# STATED TASK
Return all of the data exactly, with nothing left out but the pictures.

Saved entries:
==================================================

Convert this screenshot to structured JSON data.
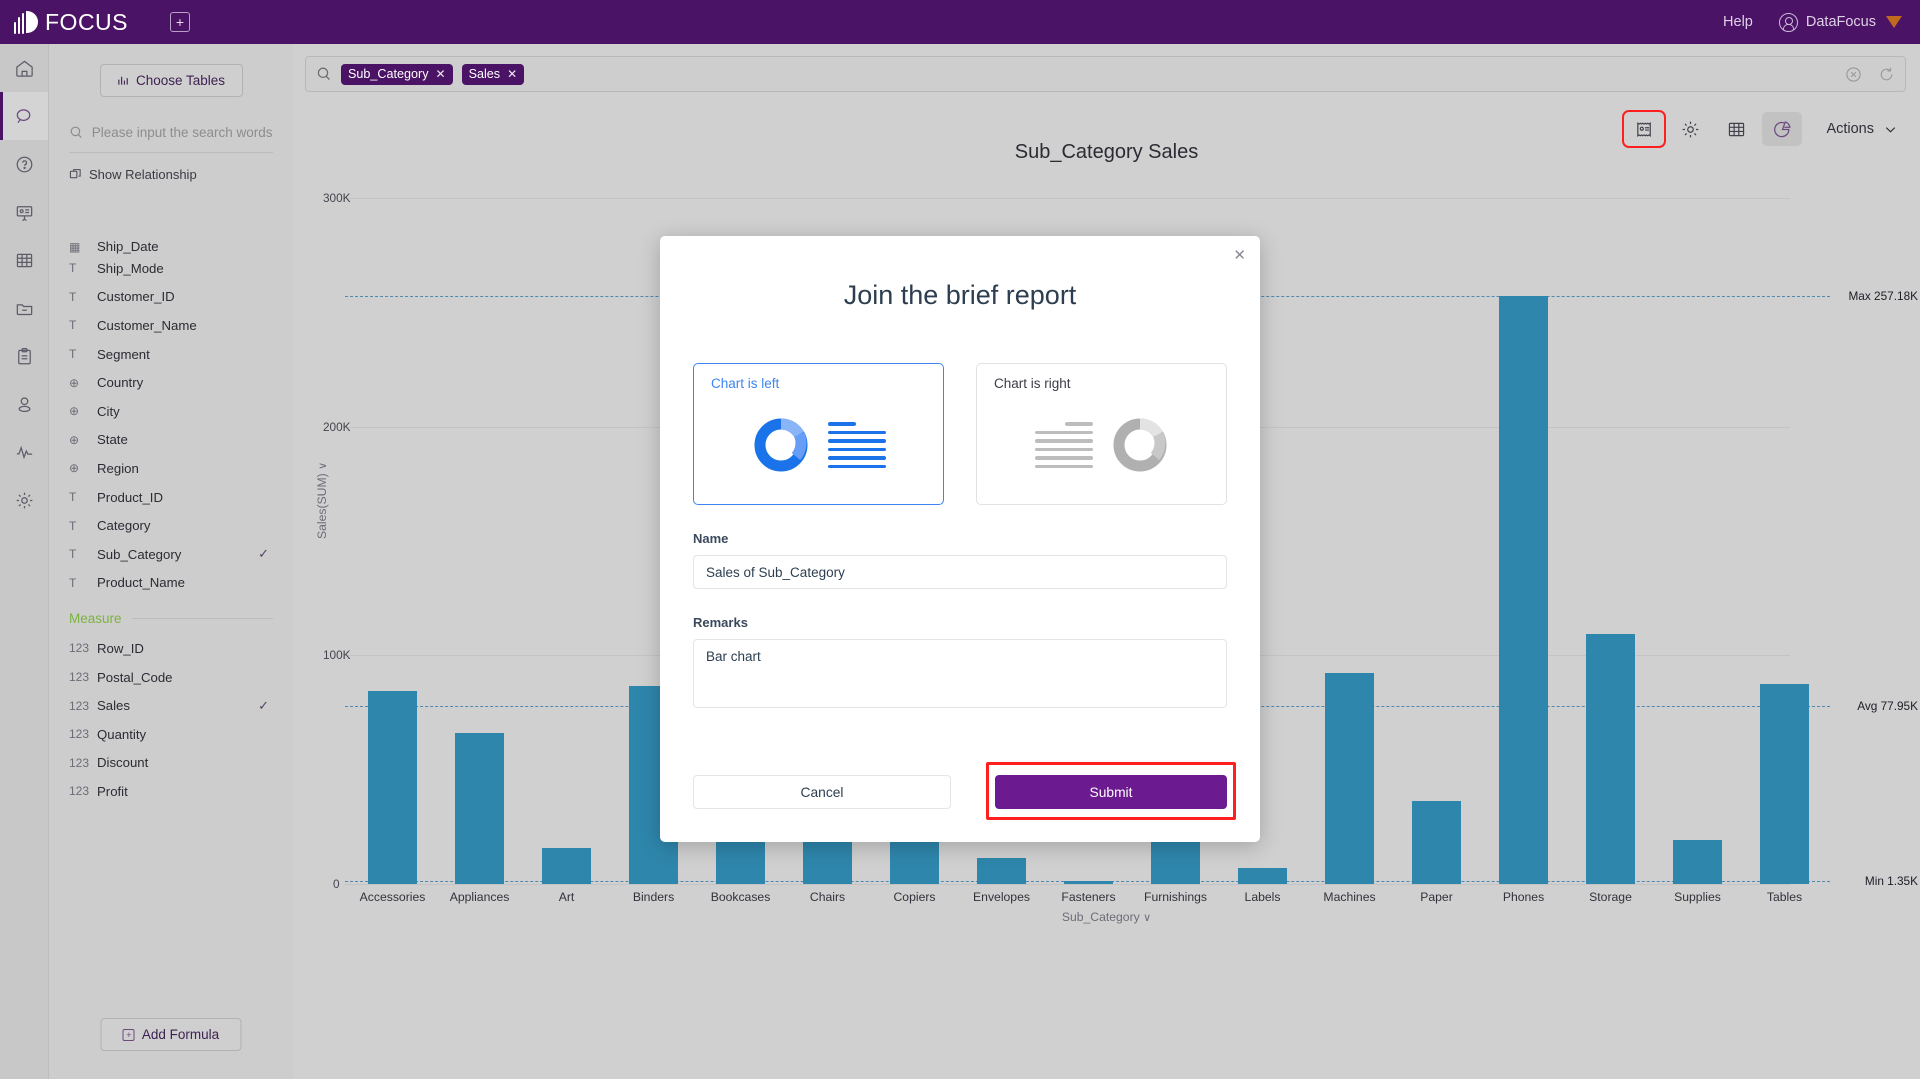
{
  "topbar": {
    "brand": "FOCUS",
    "add_tab_icon": "plus-square-icon",
    "help_label": "Help",
    "user_label": "DataFocus"
  },
  "rail": {
    "items": [
      {
        "name": "home-icon",
        "label": "Home"
      },
      {
        "name": "search-icon",
        "label": "Search",
        "active": true
      },
      {
        "name": "help-circle-icon",
        "label": "Help"
      },
      {
        "name": "presentation-icon",
        "label": "Presentation"
      },
      {
        "name": "table-icon",
        "label": "Tables"
      },
      {
        "name": "folder-minus-icon",
        "label": "Folder"
      },
      {
        "name": "clipboard-icon",
        "label": "Clipboard"
      },
      {
        "name": "user-icon",
        "label": "User"
      },
      {
        "name": "activity-icon",
        "label": "Activity"
      },
      {
        "name": "gear-icon",
        "label": "Settings"
      }
    ]
  },
  "fieldpanel": {
    "choose_tables_label": "Choose Tables",
    "search_placeholder": "Please input the search words",
    "show_relationship_label": "Show Relationship",
    "measure_label": "Measure",
    "add_formula_label": "Add Formula",
    "attributes": [
      {
        "type": "date",
        "type_glyph": "▦",
        "name": "Ship_Date",
        "checked": false,
        "clipped": true
      },
      {
        "type": "text",
        "type_glyph": "T",
        "name": "Ship_Mode",
        "checked": false
      },
      {
        "type": "text",
        "type_glyph": "T",
        "name": "Customer_ID",
        "checked": false
      },
      {
        "type": "text",
        "type_glyph": "T",
        "name": "Customer_Name",
        "checked": false
      },
      {
        "type": "text",
        "type_glyph": "T",
        "name": "Segment",
        "checked": false
      },
      {
        "type": "geo",
        "type_glyph": "⊕",
        "name": "Country",
        "checked": false
      },
      {
        "type": "geo",
        "type_glyph": "⊕",
        "name": "City",
        "checked": false
      },
      {
        "type": "geo",
        "type_glyph": "⊕",
        "name": "State",
        "checked": false
      },
      {
        "type": "geo",
        "type_glyph": "⊕",
        "name": "Region",
        "checked": false
      },
      {
        "type": "text",
        "type_glyph": "T",
        "name": "Product_ID",
        "checked": false
      },
      {
        "type": "text",
        "type_glyph": "T",
        "name": "Category",
        "checked": false
      },
      {
        "type": "text",
        "type_glyph": "T",
        "name": "Sub_Category",
        "checked": true
      },
      {
        "type": "text",
        "type_glyph": "T",
        "name": "Product_Name",
        "checked": false
      }
    ],
    "measures": [
      {
        "type": "number",
        "type_glyph": "123",
        "name": "Row_ID",
        "checked": false
      },
      {
        "type": "number",
        "type_glyph": "123",
        "name": "Postal_Code",
        "checked": false
      },
      {
        "type": "number",
        "type_glyph": "123",
        "name": "Sales",
        "checked": true
      },
      {
        "type": "number",
        "type_glyph": "123",
        "name": "Quantity",
        "checked": false
      },
      {
        "type": "number",
        "type_glyph": "123",
        "name": "Discount",
        "checked": false
      },
      {
        "type": "number",
        "type_glyph": "123",
        "name": "Profit",
        "checked": false
      }
    ]
  },
  "searchbar": {
    "tags": [
      "Sub_Category",
      "Sales"
    ],
    "tag_remove_glyph": "✕"
  },
  "charttools": {
    "items": [
      {
        "name": "brief-report-icon",
        "highlighted": true,
        "selected": false
      },
      {
        "name": "gear-icon",
        "highlighted": false,
        "selected": false
      },
      {
        "name": "table-icon",
        "highlighted": false,
        "selected": false
      },
      {
        "name": "pie-chart-icon",
        "highlighted": false,
        "selected": true
      }
    ],
    "actions_label": "Actions"
  },
  "chart_data": {
    "type": "bar",
    "title": "Sub_Category Sales",
    "xlabel": "Sub_Category",
    "ylabel": "Sales(SUM)",
    "ylim": [
      0,
      300000
    ],
    "yticks": [
      0,
      100000,
      200000,
      300000
    ],
    "ytick_labels": [
      "0",
      "100K",
      "200K",
      "300K"
    ],
    "grid": true,
    "legend": "none",
    "categories": [
      "Accessories",
      "Appliances",
      "Art",
      "Binders",
      "Bookcases",
      "Chairs",
      "Copiers",
      "Envelopes",
      "Fasteners",
      "Furnishings",
      "Labels",
      "Machines",
      "Paper",
      "Phones",
      "Storage",
      "Supplies",
      "Tables"
    ],
    "values": [
      84590,
      66110,
      15780,
      86750,
      61300,
      87790,
      86770,
      11450,
      1350,
      84220,
      7110,
      92250,
      36310,
      257180,
      109440,
      19280,
      87570
    ],
    "annotations": [
      {
        "label": "Max 257.18K",
        "value": 257180
      },
      {
        "label": "Avg 77.95K",
        "value": 77950
      },
      {
        "label": "Min 1.35K",
        "value": 1350
      }
    ]
  },
  "modal": {
    "title": "Join the brief report",
    "close_glyph": "✕",
    "layout_options": [
      {
        "label": "Chart is left",
        "selected": true
      },
      {
        "label": "Chart is right",
        "selected": false
      }
    ],
    "name_label": "Name",
    "name_value": "Sales of Sub_Category",
    "remarks_label": "Remarks",
    "remarks_value": "Bar chart",
    "cancel_label": "Cancel",
    "submit_label": "Submit"
  },
  "colors": {
    "brand_purple": "#4b1365",
    "bar_blue": "#2e86ac",
    "accent_blue": "#3d85f0",
    "submit_purple": "#6b1a8f",
    "highlight_red": "#ff1f1f",
    "measure_green": "#7cb342"
  }
}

==================================================

# RESPONSE FOR THIS EXERCISE
Convert this screenshot to structured JSON data.
{
  "topbar": {
    "brand": "FOCUS",
    "add_tab_icon": "plus-square-icon",
    "help_label": "Help",
    "user_label": "DataFocus"
  },
  "rail": {
    "items": [
      {
        "name": "home-icon",
        "label": "Home"
      },
      {
        "name": "search-icon",
        "label": "Search",
        "active": true
      },
      {
        "name": "help-circle-icon",
        "label": "Help"
      },
      {
        "name": "presentation-icon",
        "label": "Presentation"
      },
      {
        "name": "table-icon",
        "label": "Tables"
      },
      {
        "name": "folder-minus-icon",
        "label": "Folder"
      },
      {
        "name": "clipboard-icon",
        "label": "Clipboard"
      },
      {
        "name": "user-icon",
        "label": "User"
      },
      {
        "name": "activity-icon",
        "label": "Activity"
      },
      {
        "name": "gear-icon",
        "label": "Settings"
      }
    ]
  },
  "fieldpanel": {
    "choose_tables_label": "Choose Tables",
    "search_placeholder": "Please input the search words",
    "show_relationship_label": "Show Relationship",
    "measure_label": "Measure",
    "add_formula_label": "Add Formula",
    "attributes": [
      {
        "type": "date",
        "type_glyph": "▦",
        "name": "Ship_Date",
        "checked": false,
        "clipped": true
      },
      {
        "type": "text",
        "type_glyph": "T",
        "name": "Ship_Mode",
        "checked": false
      },
      {
        "type": "text",
        "type_glyph": "T",
        "name": "Customer_ID",
        "checked": false
      },
      {
        "type": "text",
        "type_glyph": "T",
        "name": "Customer_Name",
        "checked": false
      },
      {
        "type": "text",
        "type_glyph": "T",
        "name": "Segment",
        "checked": false
      },
      {
        "type": "geo",
        "type_glyph": "⊕",
        "name": "Country",
        "checked": false
      },
      {
        "type": "geo",
        "type_glyph": "⊕",
        "name": "City",
        "checked": false
      },
      {
        "type": "geo",
        "type_glyph": "⊕",
        "name": "State",
        "checked": false
      },
      {
        "type": "geo",
        "type_glyph": "⊕",
        "name": "Region",
        "checked": false
      },
      {
        "type": "text",
        "type_glyph": "T",
        "name": "Product_ID",
        "checked": false
      },
      {
        "type": "text",
        "type_glyph": "T",
        "name": "Category",
        "checked": false
      },
      {
        "type": "text",
        "type_glyph": "T",
        "name": "Sub_Category",
        "checked": true
      },
      {
        "type": "text",
        "type_glyph": "T",
        "name": "Product_Name",
        "checked": false
      }
    ],
    "measures": [
      {
        "type": "number",
        "type_glyph": "123",
        "name": "Row_ID",
        "checked": false
      },
      {
        "type": "number",
        "type_glyph": "123",
        "name": "Postal_Code",
        "checked": false
      },
      {
        "type": "number",
        "type_glyph": "123",
        "name": "Sales",
        "checked": true
      },
      {
        "type": "number",
        "type_glyph": "123",
        "name": "Quantity",
        "checked": false
      },
      {
        "type": "number",
        "type_glyph": "123",
        "name": "Discount",
        "checked": false
      },
      {
        "type": "number",
        "type_glyph": "123",
        "name": "Profit",
        "checked": false
      }
    ]
  },
  "searchbar": {
    "tags": [
      "Sub_Category",
      "Sales"
    ],
    "tag_remove_glyph": "✕"
  },
  "charttools": {
    "items": [
      {
        "name": "brief-report-icon",
        "highlighted": true,
        "selected": false
      },
      {
        "name": "gear-icon",
        "highlighted": false,
        "selected": false
      },
      {
        "name": "table-icon",
        "highlighted": false,
        "selected": false
      },
      {
        "name": "pie-chart-icon",
        "highlighted": false,
        "selected": true
      }
    ],
    "actions_label": "Actions"
  },
  "chart_data": {
    "type": "bar",
    "title": "Sub_Category Sales",
    "xlabel": "Sub_Category",
    "ylabel": "Sales(SUM)",
    "ylim": [
      0,
      300000
    ],
    "yticks": [
      0,
      100000,
      200000,
      300000
    ],
    "ytick_labels": [
      "0",
      "100K",
      "200K",
      "300K"
    ],
    "grid": true,
    "legend": "none",
    "categories": [
      "Accessories",
      "Appliances",
      "Art",
      "Binders",
      "Bookcases",
      "Chairs",
      "Copiers",
      "Envelopes",
      "Fasteners",
      "Furnishings",
      "Labels",
      "Machines",
      "Paper",
      "Phones",
      "Storage",
      "Supplies",
      "Tables"
    ],
    "values": [
      84590,
      66110,
      15780,
      86750,
      61300,
      87790,
      86770,
      11450,
      1350,
      84220,
      7110,
      92250,
      36310,
      257180,
      109440,
      19280,
      87570
    ],
    "annotations": [
      {
        "label": "Max 257.18K",
        "value": 257180
      },
      {
        "label": "Avg 77.95K",
        "value": 77950
      },
      {
        "label": "Min 1.35K",
        "value": 1350
      }
    ]
  },
  "modal": {
    "title": "Join the brief report",
    "close_glyph": "✕",
    "layout_options": [
      {
        "label": "Chart is left",
        "selected": true
      },
      {
        "label": "Chart is right",
        "selected": false
      }
    ],
    "name_label": "Name",
    "name_value": "Sales of Sub_Category",
    "remarks_label": "Remarks",
    "remarks_value": "Bar chart",
    "cancel_label": "Cancel",
    "submit_label": "Submit"
  },
  "colors": {
    "brand_purple": "#4b1365",
    "bar_blue": "#2e86ac",
    "accent_blue": "#3d85f0",
    "submit_purple": "#6b1a8f",
    "highlight_red": "#ff1f1f",
    "measure_green": "#7cb342"
  }
}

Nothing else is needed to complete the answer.